▶ [OBJECTIVE]:
Of all the lines in these entries, how many contain the string "Reichsamt"? Give only that count.

==================================================

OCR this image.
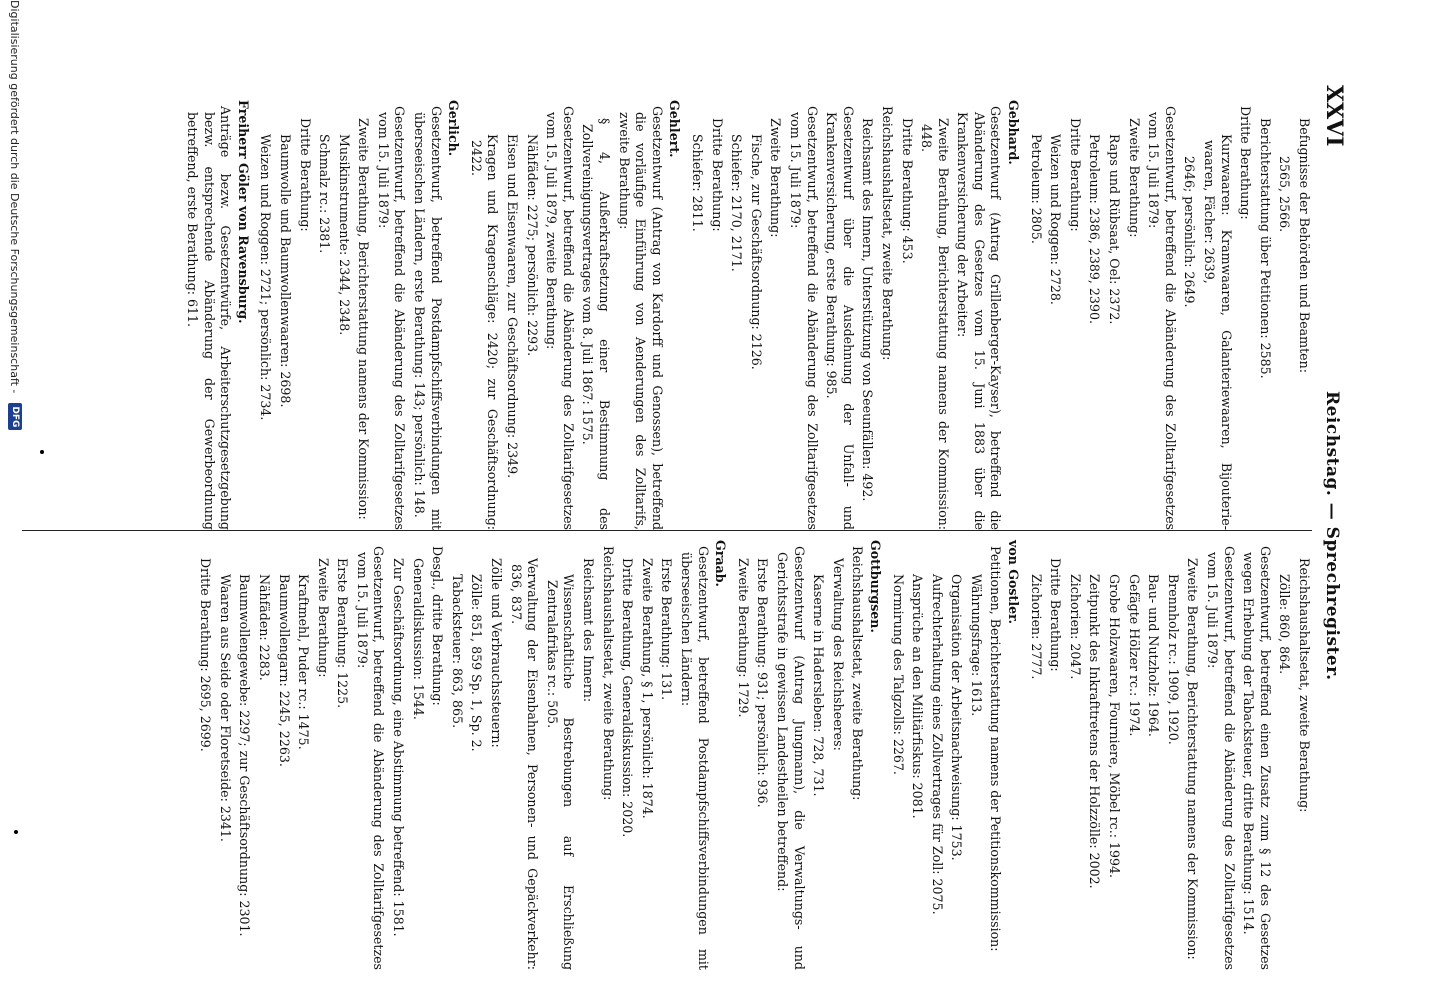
XXVI
Reichstag. — Sprechregister.
Befugnisse der Behörden und Beamten:
2565, 2566.
Berichterstattung über Petitionen: 2585.
Dritte Berathung:
Kurzwaaren: Kramwaaren, Galanteriewaaren, Bijouteriewaaren, Fächer: 2639,
2646; persönlich: 2649.
Gesetzentwurf, betreffend die Abänderung des Zolltarifgesetzes vom 15. Juli 1879:
Zweite Berathung:
Raps und Rübsaat, Oel: 2372.
Petroleum: 2386, 2389, 2390.
Dritte Berathung:
Weizen und Roggen: 2728.
Petroleum: 2805.
Gebhard.
Gesetzentwurf (Antrag Grillenberger-Kayser), betreffend die Abänderung des Gesetzes vom 15. Juni 1883 über die Krankenversicherung der Arbeiter:
Zweite Berathung, Berichterstattung namens der Kommission: 448.
Dritte Berathung: 453.
Reichshaushaltsetat, zweite Berathung:
Reichsamt des Innern, Unterstützung von Seeunfällen: 492.
Gesetzentwurf über die Ausdehnung der Unfall- und Krankenversicherung, erste Berathung: 985.
Gesetzentwurf, betreffend die Abänderung des Zolltarifgesetzes vom 15. Juli 1879:
Zweite Berathung:
Fische, zur Geschäftsordnung: 2126.
Schiefer: 2170, 2171.
Dritte Berathung:
Schiefer: 2811.
Gehlert.
Gesetzentwurf (Antrag von Kardorff und Genossen), betreffend die vorläufige Einführung von Aenderungen des Zolltarifs, zweite Berathung:
§ 4, Außerkraftsetzung einer Bestimmung des Zollvereinigungsvertrages vom 8. Juli 1867: 1575.
Gesetzentwurf, betreffend die Abänderung des Zolltarifgesetzes vom 15. Juli 1879, zweite Berathung:
Nähfäden: 2275; persönlich: 2293.
Eisen und Eisenwaaren, zur Geschäftsordnung: 2349.
Kragen und Kragenschläge: 2420; zur Geschäftsordnung: 2422.
Gerlich.
Gesetzentwurf, betreffend Postdampfschiffsverbindungen mit überseeischen Ländern, erste Berathung: 143; persönlich: 148.
Gesetzentwurf, betreffend die Abänderung des Zolltarifgesetzes vom 15. Juli 1879:
Zweite Berathung, Berichterstattung namens der Kommission:
Musikinstrumente: 2344, 2348.
Schmalz rc.: 2381.
Dritte Berathung:
Baumwolle und Baumwollenwaaren: 2698.
Weizen und Roggen: 2721; persönlich: 2734.
Freiherr Göler von Ravensburg.
Anträge bezw. Gesetzentwürfe, Arbeiterschutzgesetzgebung bezw. entsprechende Abänderung der Gewerbeordnung betreffend, erste Berathung: 611.
Reichshaushaltsetat, zweite Berathung:
Zölle: 860, 864.
Gesetzentwurf, betreffend einen Zusatz zum § 12 des Gesetzes wegen Erhebung der Tabacksteuer, dritte Berathung: 1514.
Gesetzentwurf, betreffend die Abänderung des Zolltarifgesetzes vom 15. Juli 1879:
Zweite Berathung, Berichterstattung namens der Kommission:
Brennholz rc.: 1909, 1920.
Bau- und Nutzholz: 1964.
Gefägte Hölzer rc.: 1974.
Grobe Holzwaaren, Fourniere, Möbel rc.: 1994.
Zeitpunkt des Inkrafttretens der Holzzölle: 2002.
Zichorien: 2047.
Dritte Berathung:
Zichorien: 2777.
von Gostler.
Petitionen, Berichterstattung namens der Petitionskommission:
Währungsfrage: 1613.
Organisation der Arbeitsnachweisung: 1753.
Aufrechterhaltung eines Zollvertrages für Zoll: 2075.
Ansprüche an den Militärfiskus: 2081.
Normirung des Talgzolls: 2267.
Gottburgsen.
Reichshaushaltsetat, zweite Berathung:
Verwaltung des Reichsheeres:
Kaserne in Hadersleben: 728, 731.
Gesetzentwurf (Antrag Jungmann), die Verwaltungs- und Gerichtsstrafe in gewissen Landestheilen betreffend:
Erste Berathung: 931; persönlich: 936.
Zweite Berathung: 1729.
Graab.
Gesetzentwurf, betreffend Postdampfschiffsverbindungen mit überseeischen Ländern:
Erste Berathung: 131.
Zweite Berathung, § 1, persönlich: 1874.
Dritte Berathung, Generaldiskussion: 2020.
Reichshaushaltsetat, zweite Berathung:
Reichsamt des Innern:
Wissenschaftliche Bestrebungen auf Erschließung Zentralafrikas rc.: 505.
Verwaltung der Eisenbahnen, Personen- und Gepäckverkehr: 836, 837.
Zölle und Verbrauchssteuern:
Zölle: 851, 859 Sp. 1, Sp. 2.
Tabacksteuer: 863, 865.
Desgl., dritte Berathung:
Generaldiskussion: 1544.
Zur Geschäftsordnung, eine Abstimmung betreffend: 1581.
Gesetzentwurf, betreffend die Abänderung des Zolltarifgesetzes vom 15. Juli 1879:
Erste Berathung: 1225.
Zweite Berathung:
Kraftmehl, Puder rc.: 1475.
Baumwollengarn: 2245, 2263.
Nähfäden: 2283.
Baumwollengewebe: 2297; zur Geschäftsordnung: 2301.
Waaren aus Seide oder Floretseide: 2341.
Dritte Berathung: 2695, 2699.
Digitalisierung gefördert durch die Deutsche Forschungsgemeinschaft -
DFG
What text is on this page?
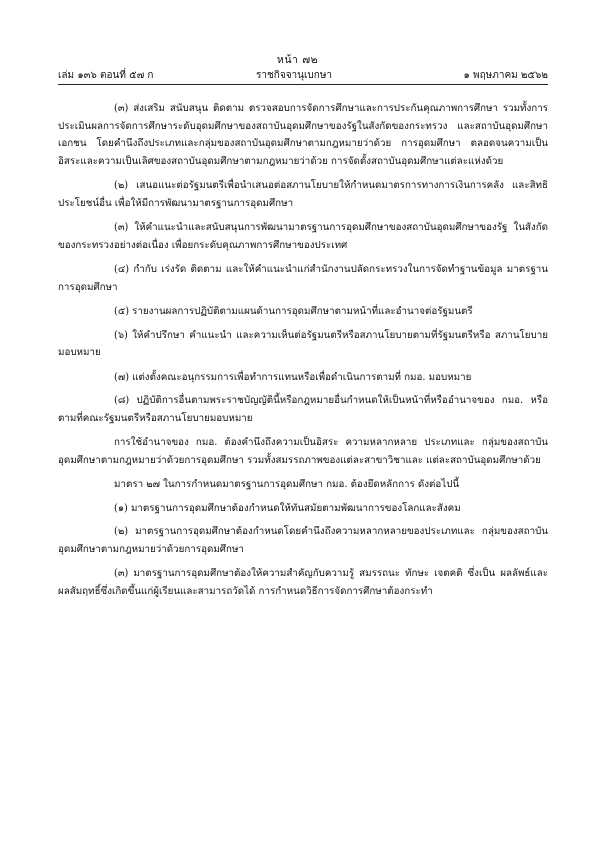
หน้า ๗๒
เล่ม ๑๓๖ ตอนที่ ๕๗ ก	ราชกิจจานุเบกษา	๑ พฤษภาคม ๒๕๖๒

(๓) ส่งเสริม สนับสนุน ติดตาม ตรวจสอบการจัดการศึกษาและการประกันคุณภาพการศึกษา รวมทั้งการประเมินผลการจัดการศึกษาระดับอุดมศึกษาของสถาบันอุดมศึกษาของรัฐในสังกัดของกระทรวง และสถาบันอุดมศึกษาเอกชน โดยคำนึงถึงประเภทและกลุ่มของสถาบันอุดมศึกษาตามกฎหมายว่าด้วย การอุดมศึกษา ตลอดจนความเป็นอิสระและความเป็นเลิศของสถาบันอุดมศึกษาตามกฎหมายว่าด้วย การจัดตั้งสถาบันอุดมศึกษาแต่ละแห่งด้วย

(๒) เสนอแนะต่อรัฐมนตรีเพื่อนำเสนอต่อสภานโยบายให้กำหนดมาตรการทางการเงินการคลัง และสิทธิประโยชน์อื่น เพื่อให้มีการพัฒนามาตรฐานการอุดมศึกษา

(๓) ให้คำแนะนำและสนับสนุนการพัฒนามาตรฐานการอุดมศึกษาของสถาบันอุดมศึกษาของรัฐ ในสังกัดของกระทรวงอย่างต่อเนื่อง เพื่อยกระดับคุณภาพการศึกษาของประเทศ

(๔) กำกับ เร่งรัด ติดตาม และให้คำแนะนำแก่สำนักงานปลัดกระทรวงในการจัดทำฐานข้อมูล มาตรฐานการอุดมศึกษา

(๕) รายงานผลการปฏิบัติตามแผนด้านการอุดมศึกษาตามหน้าที่และอำนาจต่อรัฐมนตรี

(๖) ให้คำปรึกษา คำแนะนำ และความเห็นต่อรัฐมนตรีหรือสภานโยบายตามที่รัฐมนตรีหรือ สภานโยบายมอบหมาย

(๗) แต่งตั้งคณะอนุกรรมการเพื่อทำการแทนหรือเพื่อดำเนินการตามที่ กมอ. มอบหมาย

(๘) ปฏิบัติการอื่นตามพระราชบัญญัตินี้หรือกฎหมายอื่นกำหนดให้เป็นหน้าที่หรืออำนาจของ กมอ. หรือตามที่คณะรัฐมนตรีหรือสภานโยบายมอบหมาย

การใช้อำนาจของ กมอ. ต้องคำนึงถึงความเป็นอิสระ ความหลากหลาย ประเภทและ กลุ่มของสถาบันอุดมศึกษาตามกฎหมายว่าด้วยการอุดมศึกษา รวมทั้งสมรรถภาพของแต่ละสาขาวิชาและ แต่ละสถาบันอุดมศึกษาด้วย

มาตรา ๒๗ ในการกำหนดมาตรฐานการอุดมศึกษา กมอ. ต้องยึดหลักการ ดังต่อไปนี้

(๑) มาตรฐานการอุดมศึกษาต้องกำหนดให้ทันสมัยตามพัฒนาการของโลกและสังคม

(๒) มาตรฐานการอุดมศึกษาต้องกำหนดโดยคำนึงถึงความหลากหลายของประเภทและ กลุ่มของสถาบันอุดมศึกษาตามกฎหมายว่าด้วยการอุดมศึกษา

(๓) มาตรฐานการอุดมศึกษาต้องให้ความสำคัญกับความรู้ สมรรถนะ ทักษะ เจตคติ ซึ่งเป็น ผลลัพธ์และผลสัมฤทธิ์ซึ่งเกิดขึ้นแก่ผู้เรียนและสามารถวัดได้ การกำหนดวิธีการจัดการศึกษาต้องกระทำ
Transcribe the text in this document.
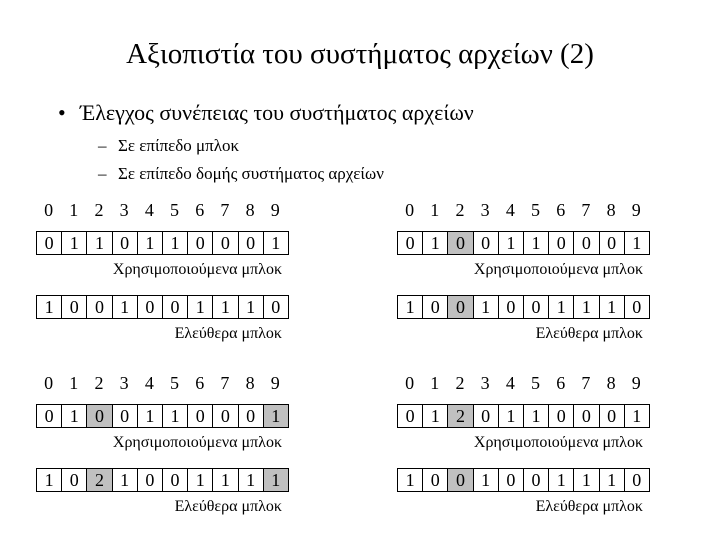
Αξιοπιστία του συστήματος αρχείων (2)
• Έλεγχος συνέπειας του συστήματος αρχείων
– Σε επίπεδο μπλοκ
– Σε επίπεδο δομής συστήματος αρχείων
0 1 2 3 4 5 6 7 8 9
0 1 1 0 1 1 0 0 0 1
Χρησιμοποιούμενα μπλοκ
1 0 0 1 0 0 1 1 1 0
Ελεύθερα μπλοκ
0 1 2 3 4 5 6 7 8 9
0 1 0 0 1 1 0 0 0 1
Χρησιμοποιούμενα μπλοκ
1 0 0 1 0 0 1 1 1 0
Ελεύθερα μπλοκ
0 1 2 3 4 5 6 7 8 9
0 1 0 0 1 1 0 0 0 1
Χρησιμοποιούμενα μπλοκ
1 0 2 1 0 0 1 1 1 1
Ελεύθερα μπλοκ
0 1 2 3 4 5 6 7 8 9
0 1 2 0 1 1 0 0 0 1
Χρησιμοποιούμενα μπλοκ
1 0 0 1 0 0 1 1 1 0
Ελεύθερα μπλοκ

==================================================

▶ [TASK RESULT]:
2